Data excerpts
----------------

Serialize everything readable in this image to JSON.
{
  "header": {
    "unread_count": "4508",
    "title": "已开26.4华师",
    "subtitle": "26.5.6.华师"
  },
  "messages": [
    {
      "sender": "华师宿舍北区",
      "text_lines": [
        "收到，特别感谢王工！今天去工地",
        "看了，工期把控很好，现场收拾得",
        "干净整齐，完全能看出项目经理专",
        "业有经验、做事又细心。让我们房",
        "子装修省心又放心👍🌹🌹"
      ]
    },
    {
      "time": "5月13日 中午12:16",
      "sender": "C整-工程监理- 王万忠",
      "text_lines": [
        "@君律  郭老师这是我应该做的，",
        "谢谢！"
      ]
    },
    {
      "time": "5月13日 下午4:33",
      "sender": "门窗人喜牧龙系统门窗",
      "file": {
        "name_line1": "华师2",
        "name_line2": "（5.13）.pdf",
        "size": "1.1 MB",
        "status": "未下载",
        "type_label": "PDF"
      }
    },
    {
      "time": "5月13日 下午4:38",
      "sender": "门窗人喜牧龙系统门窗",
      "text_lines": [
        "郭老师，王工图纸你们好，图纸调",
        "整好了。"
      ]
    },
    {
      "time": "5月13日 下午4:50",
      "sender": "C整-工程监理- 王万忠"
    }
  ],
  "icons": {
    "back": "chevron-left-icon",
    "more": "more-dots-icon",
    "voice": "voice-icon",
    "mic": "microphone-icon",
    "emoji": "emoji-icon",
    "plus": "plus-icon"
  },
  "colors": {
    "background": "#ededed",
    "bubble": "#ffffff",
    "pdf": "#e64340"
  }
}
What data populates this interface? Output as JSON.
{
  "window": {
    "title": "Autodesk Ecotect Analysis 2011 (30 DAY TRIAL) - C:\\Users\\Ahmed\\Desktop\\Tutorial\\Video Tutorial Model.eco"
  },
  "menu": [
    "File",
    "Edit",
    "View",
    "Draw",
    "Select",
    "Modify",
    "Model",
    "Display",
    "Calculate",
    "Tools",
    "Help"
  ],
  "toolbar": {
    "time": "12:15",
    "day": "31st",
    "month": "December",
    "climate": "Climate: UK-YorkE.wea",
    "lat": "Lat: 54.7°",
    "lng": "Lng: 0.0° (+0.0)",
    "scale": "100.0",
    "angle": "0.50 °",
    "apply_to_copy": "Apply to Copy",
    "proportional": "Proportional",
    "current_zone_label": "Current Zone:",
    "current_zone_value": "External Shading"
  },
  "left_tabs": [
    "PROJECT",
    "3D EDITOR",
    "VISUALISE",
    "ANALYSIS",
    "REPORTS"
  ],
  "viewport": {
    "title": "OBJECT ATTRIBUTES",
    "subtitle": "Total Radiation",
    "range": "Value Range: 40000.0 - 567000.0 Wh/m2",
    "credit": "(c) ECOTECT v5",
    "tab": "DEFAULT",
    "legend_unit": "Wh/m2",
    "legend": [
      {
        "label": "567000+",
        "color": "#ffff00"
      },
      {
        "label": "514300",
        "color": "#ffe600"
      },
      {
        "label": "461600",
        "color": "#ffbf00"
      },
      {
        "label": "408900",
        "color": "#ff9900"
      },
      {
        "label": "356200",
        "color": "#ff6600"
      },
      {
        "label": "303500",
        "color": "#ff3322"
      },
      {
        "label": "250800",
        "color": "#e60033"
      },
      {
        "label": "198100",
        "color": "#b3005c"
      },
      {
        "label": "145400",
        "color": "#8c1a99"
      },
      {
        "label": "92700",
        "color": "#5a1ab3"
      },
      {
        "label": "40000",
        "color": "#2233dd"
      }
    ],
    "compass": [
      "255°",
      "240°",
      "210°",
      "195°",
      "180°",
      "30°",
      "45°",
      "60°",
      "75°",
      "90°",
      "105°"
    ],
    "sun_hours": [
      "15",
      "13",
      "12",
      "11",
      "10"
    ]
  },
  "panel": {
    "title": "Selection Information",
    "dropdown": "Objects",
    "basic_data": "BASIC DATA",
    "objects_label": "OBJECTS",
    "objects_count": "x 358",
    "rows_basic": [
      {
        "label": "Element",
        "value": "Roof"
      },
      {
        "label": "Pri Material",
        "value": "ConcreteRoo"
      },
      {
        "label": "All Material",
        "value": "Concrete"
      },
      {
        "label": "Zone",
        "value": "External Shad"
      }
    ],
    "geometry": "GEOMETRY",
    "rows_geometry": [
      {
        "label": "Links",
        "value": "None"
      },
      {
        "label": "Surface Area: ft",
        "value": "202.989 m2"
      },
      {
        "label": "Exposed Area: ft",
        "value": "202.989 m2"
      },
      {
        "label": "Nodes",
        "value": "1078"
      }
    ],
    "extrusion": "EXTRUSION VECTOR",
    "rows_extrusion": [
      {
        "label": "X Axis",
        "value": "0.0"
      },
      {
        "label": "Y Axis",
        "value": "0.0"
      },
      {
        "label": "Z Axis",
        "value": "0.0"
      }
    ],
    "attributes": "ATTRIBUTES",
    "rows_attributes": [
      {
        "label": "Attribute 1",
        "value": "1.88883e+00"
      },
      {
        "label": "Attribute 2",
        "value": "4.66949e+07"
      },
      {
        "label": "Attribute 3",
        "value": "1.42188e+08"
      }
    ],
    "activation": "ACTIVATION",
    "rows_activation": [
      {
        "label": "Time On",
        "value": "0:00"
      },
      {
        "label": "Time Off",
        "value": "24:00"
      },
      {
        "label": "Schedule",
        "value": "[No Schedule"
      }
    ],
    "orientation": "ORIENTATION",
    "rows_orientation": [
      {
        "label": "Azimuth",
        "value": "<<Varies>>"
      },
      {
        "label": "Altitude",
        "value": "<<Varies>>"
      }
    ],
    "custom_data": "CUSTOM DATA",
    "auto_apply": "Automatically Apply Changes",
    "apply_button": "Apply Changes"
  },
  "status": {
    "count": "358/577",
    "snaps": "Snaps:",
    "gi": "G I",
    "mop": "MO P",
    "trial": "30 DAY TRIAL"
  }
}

----------------

**WHAT NEEDS TO BE DONE**.
Reproduce each entry word for word.

**FINISHED TASK**.
Serialize everything readable in this image to JSON.
{
  "header": {
    "unread_count": "4508",
    "title": "已开26.4华师",
    "subtitle": "26.5.6.华师"
  },
  "messages": [
    {
      "sender": "华师宿舍北区",
      "text_lines": [
        "收到，特别感谢王工！今天去工地",
        "看了，工期把控很好，现场收拾得",
        "干净整齐，完全能看出项目经理专",
        "业有经验、做事又细心。让我们房",
        "子装修省心又放心👍🌹🌹"
      ]
    },
    {
      "time": "5月13日 中午12:16",
      "sender": "C整-工程监理- 王万忠",
      "text_lines": [
        "@君律  郭老师这是我应该做的，",
        "谢谢！"
      ]
    },
    {
      "time": "5月13日 下午4:33",
      "sender": "门窗人喜牧龙系统门窗",
      "file": {
        "name_line1": "华师2",
        "name_line2": "（5.13）.pdf",
        "size": "1.1 MB",
        "status": "未下载",
        "type_label": "PDF"
      }
    },
    {
      "time": "5月13日 下午4:38",
      "sender": "门窗人喜牧龙系统门窗",
      "text_lines": [
        "郭老师，王工图纸你们好，图纸调",
        "整好了。"
      ]
    },
    {
      "time": "5月13日 下午4:50",
      "sender": "C整-工程监理- 王万忠"
    }
  ],
  "icons": {
    "back": "chevron-left-icon",
    "more": "more-dots-icon",
    "voice": "voice-icon",
    "mic": "microphone-icon",
    "emoji": "emoji-icon",
    "plus": "plus-icon"
  },
  "colors": {
    "background": "#ededed",
    "bubble": "#ffffff",
    "pdf": "#e64340"
  }
}
What data populates this interface? Output as JSON.
{
  "window": {
    "title": "Autodesk Ecotect Analysis 2011 (30 DAY TRIAL) - C:\\Users\\Ahmed\\Desktop\\Tutorial\\Video Tutorial Model.eco"
  },
  "menu": [
    "File",
    "Edit",
    "View",
    "Draw",
    "Select",
    "Modify",
    "Model",
    "Display",
    "Calculate",
    "Tools",
    "Help"
  ],
  "toolbar": {
    "time": "12:15",
    "day": "31st",
    "month": "December",
    "climate": "Climate: UK-YorkE.wea",
    "lat": "Lat: 54.7°",
    "lng": "Lng: 0.0° (+0.0)",
    "scale": "100.0",
    "angle": "0.50 °",
    "apply_to_copy": "Apply to Copy",
    "proportional": "Proportional",
    "current_zone_label": "Current Zone:",
    "current_zone_value": "External Shading"
  },
  "left_tabs": [
    "PROJECT",
    "3D EDITOR",
    "VISUALISE",
    "ANALYSIS",
    "REPORTS"
  ],
  "viewport": {
    "title": "OBJECT ATTRIBUTES",
    "subtitle": "Total Radiation",
    "range": "Value Range: 40000.0 - 567000.0 Wh/m2",
    "credit": "(c) ECOTECT v5",
    "tab": "DEFAULT",
    "legend_unit": "Wh/m2",
    "legend": [
      {
        "label": "567000+",
        "color": "#ffff00"
      },
      {
        "label": "514300",
        "color": "#ffe600"
      },
      {
        "label": "461600",
        "color": "#ffbf00"
      },
      {
        "label": "408900",
        "color": "#ff9900"
      },
      {
        "label": "356200",
        "color": "#ff6600"
      },
      {
        "label": "303500",
        "color": "#ff3322"
      },
      {
        "label": "250800",
        "color": "#e60033"
      },
      {
        "label": "198100",
        "color": "#b3005c"
      },
      {
        "label": "145400",
        "color": "#8c1a99"
      },
      {
        "label": "92700",
        "color": "#5a1ab3"
      },
      {
        "label": "40000",
        "color": "#2233dd"
      }
    ],
    "compass": [
      "255°",
      "240°",
      "210°",
      "195°",
      "180°",
      "30°",
      "45°",
      "60°",
      "75°",
      "90°",
      "105°"
    ],
    "sun_hours": [
      "15",
      "13",
      "12",
      "11",
      "10"
    ]
  },
  "panel": {
    "title": "Selection Information",
    "dropdown": "Objects",
    "basic_data": "BASIC DATA",
    "objects_label": "OBJECTS",
    "objects_count": "x 358",
    "rows_basic": [
      {
        "label": "Element",
        "value": "Roof"
      },
      {
        "label": "Pri Material",
        "value": "ConcreteRoo"
      },
      {
        "label": "All Material",
        "value": "Concrete"
      },
      {
        "label": "Zone",
        "value": "External Shad"
      }
    ],
    "geometry": "GEOMETRY",
    "rows_geometry": [
      {
        "label": "Links",
        "value": "None"
      },
      {
        "label": "Surface Area: ft",
        "value": "202.989 m2"
      },
      {
        "label": "Exposed Area: ft",
        "value": "202.989 m2"
      },
      {
        "label": "Nodes",
        "value": "1078"
      }
    ],
    "extrusion": "EXTRUSION VECTOR",
    "rows_extrusion": [
      {
        "label": "X Axis",
        "value": "0.0"
      },
      {
        "label": "Y Axis",
        "value": "0.0"
      },
      {
        "label": "Z Axis",
        "value": "0.0"
      }
    ],
    "attributes": "ATTRIBUTES",
    "rows_attributes": [
      {
        "label": "Attribute 1",
        "value": "1.88883e+00"
      },
      {
        "label": "Attribute 2",
        "value": "4.66949e+07"
      },
      {
        "label": "Attribute 3",
        "value": "1.42188e+08"
      }
    ],
    "activation": "ACTIVATION",
    "rows_activation": [
      {
        "label": "Time On",
        "value": "0:00"
      },
      {
        "label": "Time Off",
        "value": "24:00"
      },
      {
        "label": "Schedule",
        "value": "[No Schedule"
      }
    ],
    "orientation": "ORIENTATION",
    "rows_orientation": [
      {
        "label": "Azimuth",
        "value": "<<Varies>>"
      },
      {
        "label": "Altitude",
        "value": "<<Varies>>"
      }
    ],
    "custom_data": "CUSTOM DATA",
    "auto_apply": "Automatically Apply Changes",
    "apply_button": "Apply Changes"
  },
  "status": {
    "count": "358/577",
    "snaps": "Snaps:",
    "gi": "G I",
    "mop": "MO P",
    "trial": "30 DAY TRIAL"
  }
}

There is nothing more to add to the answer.